## start

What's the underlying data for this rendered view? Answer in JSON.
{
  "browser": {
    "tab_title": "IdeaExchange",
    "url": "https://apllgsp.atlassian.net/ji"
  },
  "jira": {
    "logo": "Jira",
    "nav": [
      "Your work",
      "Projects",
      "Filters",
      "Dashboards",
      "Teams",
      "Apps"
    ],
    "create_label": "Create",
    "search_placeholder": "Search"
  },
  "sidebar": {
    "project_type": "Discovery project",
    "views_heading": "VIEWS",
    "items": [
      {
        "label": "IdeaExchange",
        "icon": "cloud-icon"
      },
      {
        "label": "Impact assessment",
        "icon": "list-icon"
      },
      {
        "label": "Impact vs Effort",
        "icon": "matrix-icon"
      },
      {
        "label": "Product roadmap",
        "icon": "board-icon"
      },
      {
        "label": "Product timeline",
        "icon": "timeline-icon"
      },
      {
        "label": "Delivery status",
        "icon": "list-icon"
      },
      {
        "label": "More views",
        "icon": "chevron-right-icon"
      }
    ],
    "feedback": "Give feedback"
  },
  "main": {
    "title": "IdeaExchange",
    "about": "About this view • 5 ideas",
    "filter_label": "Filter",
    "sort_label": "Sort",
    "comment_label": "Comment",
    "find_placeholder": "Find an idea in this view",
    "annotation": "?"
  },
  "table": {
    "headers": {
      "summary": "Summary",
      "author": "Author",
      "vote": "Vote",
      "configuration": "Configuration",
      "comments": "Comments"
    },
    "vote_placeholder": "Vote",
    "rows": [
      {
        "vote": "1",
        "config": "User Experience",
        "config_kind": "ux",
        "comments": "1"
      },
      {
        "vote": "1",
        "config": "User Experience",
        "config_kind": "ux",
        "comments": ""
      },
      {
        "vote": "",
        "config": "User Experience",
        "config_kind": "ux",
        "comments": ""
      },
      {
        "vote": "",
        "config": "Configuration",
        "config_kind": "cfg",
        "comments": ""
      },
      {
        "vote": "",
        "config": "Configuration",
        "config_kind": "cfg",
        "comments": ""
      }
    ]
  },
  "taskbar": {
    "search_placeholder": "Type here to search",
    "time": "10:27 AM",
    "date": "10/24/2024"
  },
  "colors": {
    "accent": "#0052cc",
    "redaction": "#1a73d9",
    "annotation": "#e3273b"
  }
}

## end

Goal: Write out every line of the records exactly.

Solution to the problem:
What's the underlying data for this rendered view? Answer in JSON.
{
  "browser": {
    "tab_title": "IdeaExchange",
    "url": "https://apllgsp.atlassian.net/ji"
  },
  "jira": {
    "logo": "Jira",
    "nav": [
      "Your work",
      "Projects",
      "Filters",
      "Dashboards",
      "Teams",
      "Apps"
    ],
    "create_label": "Create",
    "search_placeholder": "Search"
  },
  "sidebar": {
    "project_type": "Discovery project",
    "views_heading": "VIEWS",
    "items": [
      {
        "label": "IdeaExchange",
        "icon": "cloud-icon"
      },
      {
        "label": "Impact assessment",
        "icon": "list-icon"
      },
      {
        "label": "Impact vs Effort",
        "icon": "matrix-icon"
      },
      {
        "label": "Product roadmap",
        "icon": "board-icon"
      },
      {
        "label": "Product timeline",
        "icon": "timeline-icon"
      },
      {
        "label": "Delivery status",
        "icon": "list-icon"
      },
      {
        "label": "More views",
        "icon": "chevron-right-icon"
      }
    ],
    "feedback": "Give feedback"
  },
  "main": {
    "title": "IdeaExchange",
    "about": "About this view • 5 ideas",
    "filter_label": "Filter",
    "sort_label": "Sort",
    "comment_label": "Comment",
    "find_placeholder": "Find an idea in this view",
    "annotation": "?"
  },
  "table": {
    "headers": {
      "summary": "Summary",
      "author": "Author",
      "vote": "Vote",
      "configuration": "Configuration",
      "comments": "Comments"
    },
    "vote_placeholder": "Vote",
    "rows": [
      {
        "vote": "1",
        "config": "User Experience",
        "config_kind": "ux",
        "comments": "1"
      },
      {
        "vote": "1",
        "config": "User Experience",
        "config_kind": "ux",
        "comments": ""
      },
      {
        "vote": "",
        "config": "User Experience",
        "config_kind": "ux",
        "comments": ""
      },
      {
        "vote": "",
        "config": "Configuration",
        "config_kind": "cfg",
        "comments": ""
      },
      {
        "vote": "",
        "config": "Configuration",
        "config_kind": "cfg",
        "comments": ""
      }
    ]
  },
  "taskbar": {
    "search_placeholder": "Type here to search",
    "time": "10:27 AM",
    "date": "10/24/2024"
  },
  "colors": {
    "accent": "#0052cc",
    "redaction": "#1a73d9",
    "annotation": "#e3273b"
  }
}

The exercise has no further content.